Exercise requirements =>
Write out the full set of records below exactly.

Provided data =>
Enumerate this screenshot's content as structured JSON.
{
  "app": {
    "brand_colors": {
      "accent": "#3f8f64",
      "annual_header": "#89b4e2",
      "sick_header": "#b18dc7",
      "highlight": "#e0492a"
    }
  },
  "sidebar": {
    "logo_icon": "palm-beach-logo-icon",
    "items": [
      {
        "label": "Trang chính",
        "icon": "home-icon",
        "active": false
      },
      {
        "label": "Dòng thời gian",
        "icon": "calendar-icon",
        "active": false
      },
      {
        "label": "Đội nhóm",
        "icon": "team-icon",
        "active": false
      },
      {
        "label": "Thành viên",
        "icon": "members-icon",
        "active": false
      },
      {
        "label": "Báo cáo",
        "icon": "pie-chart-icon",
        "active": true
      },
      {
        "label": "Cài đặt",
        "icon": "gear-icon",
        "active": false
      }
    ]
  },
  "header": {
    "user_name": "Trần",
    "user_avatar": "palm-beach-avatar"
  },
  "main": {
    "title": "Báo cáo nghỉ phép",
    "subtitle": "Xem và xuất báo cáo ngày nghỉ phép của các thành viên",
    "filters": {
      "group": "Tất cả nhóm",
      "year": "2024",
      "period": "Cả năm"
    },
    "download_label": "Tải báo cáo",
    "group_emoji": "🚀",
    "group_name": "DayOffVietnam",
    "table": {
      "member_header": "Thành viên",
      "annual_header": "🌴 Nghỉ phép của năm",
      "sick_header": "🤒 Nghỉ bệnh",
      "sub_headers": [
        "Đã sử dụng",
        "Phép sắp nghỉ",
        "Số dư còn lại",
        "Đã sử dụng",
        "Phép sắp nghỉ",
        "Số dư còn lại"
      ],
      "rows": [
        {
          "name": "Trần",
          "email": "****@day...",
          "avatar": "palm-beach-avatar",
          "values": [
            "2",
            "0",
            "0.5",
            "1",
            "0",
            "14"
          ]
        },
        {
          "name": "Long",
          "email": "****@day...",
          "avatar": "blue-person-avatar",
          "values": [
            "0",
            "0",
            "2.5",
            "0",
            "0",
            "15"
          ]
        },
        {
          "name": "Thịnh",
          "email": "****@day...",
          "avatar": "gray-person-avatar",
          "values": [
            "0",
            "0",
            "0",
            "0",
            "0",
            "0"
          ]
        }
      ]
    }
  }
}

Answer to this exercise =>
Enumerate this screenshot's content as structured JSON.
{
  "app": {
    "brand_colors": {
      "accent": "#3f8f64",
      "annual_header": "#89b4e2",
      "sick_header": "#b18dc7",
      "highlight": "#e0492a"
    }
  },
  "sidebar": {
    "logo_icon": "palm-beach-logo-icon",
    "items": [
      {
        "label": "Trang chính",
        "icon": "home-icon",
        "active": false
      },
      {
        "label": "Dòng thời gian",
        "icon": "calendar-icon",
        "active": false
      },
      {
        "label": "Đội nhóm",
        "icon": "team-icon",
        "active": false
      },
      {
        "label": "Thành viên",
        "icon": "members-icon",
        "active": false
      },
      {
        "label": "Báo cáo",
        "icon": "pie-chart-icon",
        "active": true
      },
      {
        "label": "Cài đặt",
        "icon": "gear-icon",
        "active": false
      }
    ]
  },
  "header": {
    "user_name": "Trần",
    "user_avatar": "palm-beach-avatar"
  },
  "main": {
    "title": "Báo cáo nghỉ phép",
    "subtitle": "Xem và xuất báo cáo ngày nghỉ phép của các thành viên",
    "filters": {
      "group": "Tất cả nhóm",
      "year": "2024",
      "period": "Cả năm"
    },
    "download_label": "Tải báo cáo",
    "group_emoji": "🚀",
    "group_name": "DayOffVietnam",
    "table": {
      "member_header": "Thành viên",
      "annual_header": "🌴 Nghỉ phép của năm",
      "sick_header": "🤒 Nghỉ bệnh",
      "sub_headers": [
        "Đã sử dụng",
        "Phép sắp nghỉ",
        "Số dư còn lại",
        "Đã sử dụng",
        "Phép sắp nghỉ",
        "Số dư còn lại"
      ],
      "rows": [
        {
          "name": "Trần",
          "email": "****@day...",
          "avatar": "palm-beach-avatar",
          "values": [
            "2",
            "0",
            "0.5",
            "1",
            "0",
            "14"
          ]
        },
        {
          "name": "Long",
          "email": "****@day...",
          "avatar": "blue-person-avatar",
          "values": [
            "0",
            "0",
            "2.5",
            "0",
            "0",
            "15"
          ]
        },
        {
          "name": "Thịnh",
          "email": "****@day...",
          "avatar": "gray-person-avatar",
          "values": [
            "0",
            "0",
            "0",
            "0",
            "0",
            "0"
          ]
        }
      ]
    }
  }
}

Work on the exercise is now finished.